Problem to work on:
Reproduce every one of the following records verbatim, line for line, with no changes.

Provided records:
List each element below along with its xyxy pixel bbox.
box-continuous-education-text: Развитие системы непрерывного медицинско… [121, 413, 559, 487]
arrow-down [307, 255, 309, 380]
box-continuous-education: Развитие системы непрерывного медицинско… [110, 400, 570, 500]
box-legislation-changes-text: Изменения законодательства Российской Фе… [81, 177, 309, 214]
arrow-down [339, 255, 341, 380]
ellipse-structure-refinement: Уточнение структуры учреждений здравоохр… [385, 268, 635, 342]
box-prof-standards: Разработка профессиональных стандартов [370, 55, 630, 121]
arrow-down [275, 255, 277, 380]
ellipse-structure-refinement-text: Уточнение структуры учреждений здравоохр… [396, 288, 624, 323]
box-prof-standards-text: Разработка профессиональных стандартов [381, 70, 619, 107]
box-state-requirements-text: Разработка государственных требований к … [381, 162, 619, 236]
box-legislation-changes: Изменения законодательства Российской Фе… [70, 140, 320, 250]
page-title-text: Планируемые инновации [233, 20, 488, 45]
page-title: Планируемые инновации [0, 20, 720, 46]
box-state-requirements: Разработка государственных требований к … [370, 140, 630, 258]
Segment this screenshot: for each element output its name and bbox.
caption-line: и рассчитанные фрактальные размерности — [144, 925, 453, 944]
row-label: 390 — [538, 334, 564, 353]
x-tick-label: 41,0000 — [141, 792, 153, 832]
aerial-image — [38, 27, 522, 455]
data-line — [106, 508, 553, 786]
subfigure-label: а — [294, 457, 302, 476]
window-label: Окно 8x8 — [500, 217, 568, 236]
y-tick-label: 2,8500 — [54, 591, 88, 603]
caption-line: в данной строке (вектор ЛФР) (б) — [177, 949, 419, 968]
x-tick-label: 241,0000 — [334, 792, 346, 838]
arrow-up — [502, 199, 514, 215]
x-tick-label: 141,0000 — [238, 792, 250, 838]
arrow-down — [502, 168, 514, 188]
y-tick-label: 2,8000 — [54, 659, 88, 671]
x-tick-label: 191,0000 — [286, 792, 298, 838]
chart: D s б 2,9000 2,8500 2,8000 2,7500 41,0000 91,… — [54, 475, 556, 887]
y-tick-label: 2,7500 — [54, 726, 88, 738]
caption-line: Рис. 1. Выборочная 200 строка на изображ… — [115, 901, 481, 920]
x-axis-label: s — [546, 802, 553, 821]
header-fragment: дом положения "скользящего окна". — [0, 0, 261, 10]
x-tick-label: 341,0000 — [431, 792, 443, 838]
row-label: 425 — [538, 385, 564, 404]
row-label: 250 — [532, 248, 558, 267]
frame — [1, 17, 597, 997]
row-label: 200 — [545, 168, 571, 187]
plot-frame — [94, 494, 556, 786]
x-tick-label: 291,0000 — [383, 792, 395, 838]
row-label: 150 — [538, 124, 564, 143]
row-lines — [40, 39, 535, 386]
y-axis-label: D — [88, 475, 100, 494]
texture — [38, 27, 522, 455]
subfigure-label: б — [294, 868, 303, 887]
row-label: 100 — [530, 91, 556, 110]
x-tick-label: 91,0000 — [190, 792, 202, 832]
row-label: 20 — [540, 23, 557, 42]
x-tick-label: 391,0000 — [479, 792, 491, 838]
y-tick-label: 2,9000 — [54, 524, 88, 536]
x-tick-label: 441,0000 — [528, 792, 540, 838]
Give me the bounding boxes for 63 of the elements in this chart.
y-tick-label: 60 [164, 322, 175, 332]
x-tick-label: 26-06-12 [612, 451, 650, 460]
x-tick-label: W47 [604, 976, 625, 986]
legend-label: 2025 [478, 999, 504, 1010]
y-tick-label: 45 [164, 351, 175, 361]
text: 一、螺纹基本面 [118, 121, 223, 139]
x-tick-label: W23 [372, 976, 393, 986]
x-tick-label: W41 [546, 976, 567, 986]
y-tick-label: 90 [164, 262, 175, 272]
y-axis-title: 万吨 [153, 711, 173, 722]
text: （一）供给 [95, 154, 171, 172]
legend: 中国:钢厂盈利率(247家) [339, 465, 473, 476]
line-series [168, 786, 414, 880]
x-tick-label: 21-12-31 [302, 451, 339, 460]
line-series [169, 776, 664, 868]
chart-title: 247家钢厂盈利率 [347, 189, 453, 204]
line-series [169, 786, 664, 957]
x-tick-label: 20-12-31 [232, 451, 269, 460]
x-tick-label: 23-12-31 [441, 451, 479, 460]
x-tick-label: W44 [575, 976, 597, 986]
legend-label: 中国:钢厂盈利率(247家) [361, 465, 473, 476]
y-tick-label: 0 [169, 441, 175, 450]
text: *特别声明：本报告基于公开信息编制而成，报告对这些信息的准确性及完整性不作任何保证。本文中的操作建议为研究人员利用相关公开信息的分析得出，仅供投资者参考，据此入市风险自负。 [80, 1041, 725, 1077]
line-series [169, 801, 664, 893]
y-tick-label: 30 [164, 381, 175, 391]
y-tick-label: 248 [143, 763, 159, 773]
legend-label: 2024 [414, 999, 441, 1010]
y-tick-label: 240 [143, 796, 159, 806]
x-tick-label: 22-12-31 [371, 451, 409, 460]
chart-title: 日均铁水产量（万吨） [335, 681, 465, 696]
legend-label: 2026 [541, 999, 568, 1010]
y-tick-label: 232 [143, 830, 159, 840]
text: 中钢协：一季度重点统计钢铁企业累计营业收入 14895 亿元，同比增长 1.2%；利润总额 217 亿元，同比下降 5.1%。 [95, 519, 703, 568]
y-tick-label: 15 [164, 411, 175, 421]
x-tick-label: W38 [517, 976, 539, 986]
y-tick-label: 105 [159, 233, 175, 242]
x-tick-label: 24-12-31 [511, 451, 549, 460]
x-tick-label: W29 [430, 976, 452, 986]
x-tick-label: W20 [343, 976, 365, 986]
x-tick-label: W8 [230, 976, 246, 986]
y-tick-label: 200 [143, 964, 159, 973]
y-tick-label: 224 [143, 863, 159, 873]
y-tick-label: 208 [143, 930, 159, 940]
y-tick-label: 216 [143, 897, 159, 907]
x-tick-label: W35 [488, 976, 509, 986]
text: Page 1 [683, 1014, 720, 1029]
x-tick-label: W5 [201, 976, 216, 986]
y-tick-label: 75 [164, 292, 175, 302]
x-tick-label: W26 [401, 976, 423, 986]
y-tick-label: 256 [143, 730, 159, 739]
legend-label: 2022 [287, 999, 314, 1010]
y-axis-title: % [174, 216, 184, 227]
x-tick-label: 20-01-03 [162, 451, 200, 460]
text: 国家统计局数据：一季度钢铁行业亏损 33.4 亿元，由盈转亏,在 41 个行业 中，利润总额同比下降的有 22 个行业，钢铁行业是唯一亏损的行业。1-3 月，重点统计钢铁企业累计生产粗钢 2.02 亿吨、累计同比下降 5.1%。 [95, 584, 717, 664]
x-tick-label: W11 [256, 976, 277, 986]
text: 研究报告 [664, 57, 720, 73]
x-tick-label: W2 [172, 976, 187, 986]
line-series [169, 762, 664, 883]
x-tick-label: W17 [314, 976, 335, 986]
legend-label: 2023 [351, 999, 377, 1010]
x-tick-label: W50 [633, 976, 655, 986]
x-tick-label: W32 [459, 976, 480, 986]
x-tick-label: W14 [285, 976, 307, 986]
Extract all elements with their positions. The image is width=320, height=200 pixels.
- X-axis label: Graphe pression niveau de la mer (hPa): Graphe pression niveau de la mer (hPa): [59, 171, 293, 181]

Reply to the exercise:
List each element below along with its xyxy pixel bbox.
box-continuous-education-text: Развитие системы непрерывного медицинско… [121, 413, 559, 487]
arrow-down [307, 255, 309, 380]
box-continuous-education: Развитие системы непрерывного медицинско… [110, 400, 570, 500]
box-legislation-changes-text: Изменения законодательства Российской Фе… [81, 177, 309, 214]
arrow-down [339, 255, 341, 380]
ellipse-structure-refinement: Уточнение структуры учреждений здравоохр… [385, 268, 635, 342]
box-prof-standards: Разработка профессиональных стандартов [370, 55, 630, 121]
arrow-down [275, 255, 277, 380]
ellipse-structure-refinement-text: Уточнение структуры учреждений здравоохр… [396, 288, 624, 323]
box-prof-standards-text: Разработка профессиональных стандартов [381, 70, 619, 107]
box-state-requirements-text: Разработка государственных требований к … [381, 162, 619, 236]
box-legislation-changes: Изменения законодательства Российской Фе… [70, 140, 320, 250]
page-title-text: Планируемые инновации [233, 20, 488, 45]
page-title: Планируемые инновации [0, 20, 720, 46]
box-state-requirements: Разработка государственных требований к … [370, 140, 630, 258]
Segment this screenshot: for each element output its name and bbox.
caption-line: и рассчитанные фрактальные размерности — [144, 925, 453, 944]
row-label: 390 — [538, 334, 564, 353]
x-tick-label: 41,0000 — [141, 792, 153, 832]
aerial-image — [38, 27, 522, 455]
data-line — [106, 508, 553, 786]
subfigure-label: а — [294, 457, 302, 476]
window-label: Окно 8x8 — [500, 217, 568, 236]
y-tick-label: 2,8500 — [54, 591, 88, 603]
caption-line: в данной строке (вектор ЛФР) (б) — [177, 949, 419, 968]
x-tick-label: 241,0000 — [334, 792, 346, 838]
arrow-up — [502, 199, 514, 215]
x-tick-label: 141,0000 — [238, 792, 250, 838]
arrow-down — [502, 168, 514, 188]
y-tick-label: 2,8000 — [54, 659, 88, 671]
x-tick-label: 191,0000 — [286, 792, 298, 838]
chart: D s б 2,9000 2,8500 2,8000 2,7500 41,0000 91,… — [54, 475, 556, 887]
y-tick-label: 2,7500 — [54, 726, 88, 738]
caption-line: Рис. 1. Выборочная 200 строка на изображ… — [115, 901, 481, 920]
x-axis-label: s — [546, 802, 553, 821]
header-fragment: дом положения "скользящего окна". — [0, 0, 261, 10]
x-tick-label: 341,0000 — [431, 792, 443, 838]
row-label: 425 — [538, 385, 564, 404]
row-label: 250 — [532, 248, 558, 267]
frame — [1, 17, 597, 997]
row-label: 200 — [545, 168, 571, 187]
plot-frame — [94, 494, 556, 786]
x-tick-label: 291,0000 — [383, 792, 395, 838]
row-label: 150 — [538, 124, 564, 143]
row-lines — [40, 39, 535, 386]
y-axis-label: D — [88, 475, 100, 494]
texture — [38, 27, 522, 455]
subfigure-label: б — [294, 868, 303, 887]
row-label: 100 — [530, 91, 556, 110]
x-tick-label: 91,0000 — [190, 792, 202, 832]
row-label: 20 — [540, 23, 557, 42]
x-tick-label: 391,0000 — [479, 792, 491, 838]
y-tick-label: 2,9000 — [54, 524, 88, 536]
x-tick-label: 441,0000 — [528, 792, 540, 838]
Give me the bounding boxes for 63 of the elements in this chart.
y-tick-label: 60 [164, 322, 175, 332]
x-tick-label: 26-06-12 [612, 451, 650, 460]
x-tick-label: W47 [604, 976, 625, 986]
legend-label: 2025 [478, 999, 504, 1010]
y-tick-label: 45 [164, 351, 175, 361]
text: 一、螺纹基本面 [118, 121, 223, 139]
x-tick-label: W23 [372, 976, 393, 986]
x-tick-label: W41 [546, 976, 567, 986]
y-tick-label: 90 [164, 262, 175, 272]
y-axis-title: 万吨 [153, 711, 173, 722]
text: （一）供给 [95, 154, 171, 172]
legend: 中国:钢厂盈利率(247家) [339, 465, 473, 476]
line-series [168, 786, 414, 880]
x-tick-label: 21-12-31 [302, 451, 339, 460]
line-series [169, 776, 664, 868]
chart-title: 247家钢厂盈利率 [347, 189, 453, 204]
line-series [169, 786, 664, 957]
x-tick-label: 20-12-31 [232, 451, 269, 460]
x-tick-label: 23-12-31 [441, 451, 479, 460]
x-tick-label: W44 [575, 976, 597, 986]
legend-label: 中国:钢厂盈利率(247家) [361, 465, 473, 476]
y-tick-label: 0 [169, 441, 175, 450]
text: *特别声明：本报告基于公开信息编制而成，报告对这些信息的准确性及完整性不作任何保证。本文中的操作建议为研究人员利用相关公开信息的分析得出，仅供投资者参考，据此入市风险自负。 [80, 1041, 725, 1077]
line-series [169, 801, 664, 893]
y-tick-label: 30 [164, 381, 175, 391]
y-tick-label: 248 [143, 763, 159, 773]
legend-label: 2024 [414, 999, 441, 1010]
y-tick-label: 240 [143, 796, 159, 806]
x-tick-label: 22-12-31 [371, 451, 409, 460]
chart-title: 日均铁水产量（万吨） [335, 681, 465, 696]
legend-label: 2026 [541, 999, 568, 1010]
y-tick-label: 232 [143, 830, 159, 840]
text: 中钢协：一季度重点统计钢铁企业累计营业收入 14895 亿元，同比增长 1.2%；利润总额 217 亿元，同比下降 5.1%。 [95, 519, 703, 568]
y-tick-label: 15 [164, 411, 175, 421]
x-tick-label: W38 [517, 976, 539, 986]
y-tick-label: 105 [159, 233, 175, 242]
x-tick-label: 24-12-31 [511, 451, 549, 460]
x-tick-label: W29 [430, 976, 452, 986]
x-tick-label: W20 [343, 976, 365, 986]
x-tick-label: W8 [230, 976, 246, 986]
y-tick-label: 200 [143, 964, 159, 973]
y-tick-label: 224 [143, 863, 159, 873]
y-tick-label: 208 [143, 930, 159, 940]
y-tick-label: 216 [143, 897, 159, 907]
x-tick-label: W35 [488, 976, 509, 986]
text: Page 1 [683, 1014, 720, 1029]
x-tick-label: W5 [201, 976, 216, 986]
y-tick-label: 75 [164, 292, 175, 302]
x-tick-label: W26 [401, 976, 423, 986]
y-tick-label: 256 [143, 730, 159, 739]
legend-label: 2022 [287, 999, 314, 1010]
y-axis-title: % [174, 216, 184, 227]
x-tick-label: 20-01-03 [162, 451, 200, 460]
text: 国家统计局数据：一季度钢铁行业亏损 33.4 亿元，由盈转亏,在 41 个行业 中，利润总额同比下降的有 22 个行业，钢铁行业是唯一亏损的行业。1-3 月，重点统计钢铁企业累计生产粗钢 2.02 亿吨、累计同比下降 5.1%。 [95, 584, 717, 664]
x-tick-label: W11 [256, 976, 277, 986]
text: 研究报告 [664, 57, 720, 73]
x-tick-label: W2 [172, 976, 187, 986]
line-series [169, 762, 664, 883]
x-tick-label: W17 [314, 976, 335, 986]
legend-label: 2023 [351, 999, 377, 1010]
x-tick-label: W50 [633, 976, 655, 986]
x-tick-label: W32 [459, 976, 480, 986]
x-tick-label: W14 [285, 976, 307, 986]
Extract all elements with their positions. The image is width=320, height=200 pixels.
- X-axis label: Graphe pression niveau de la mer (hPa): Graphe pression niveau de la mer (hPa): [59, 171, 293, 181]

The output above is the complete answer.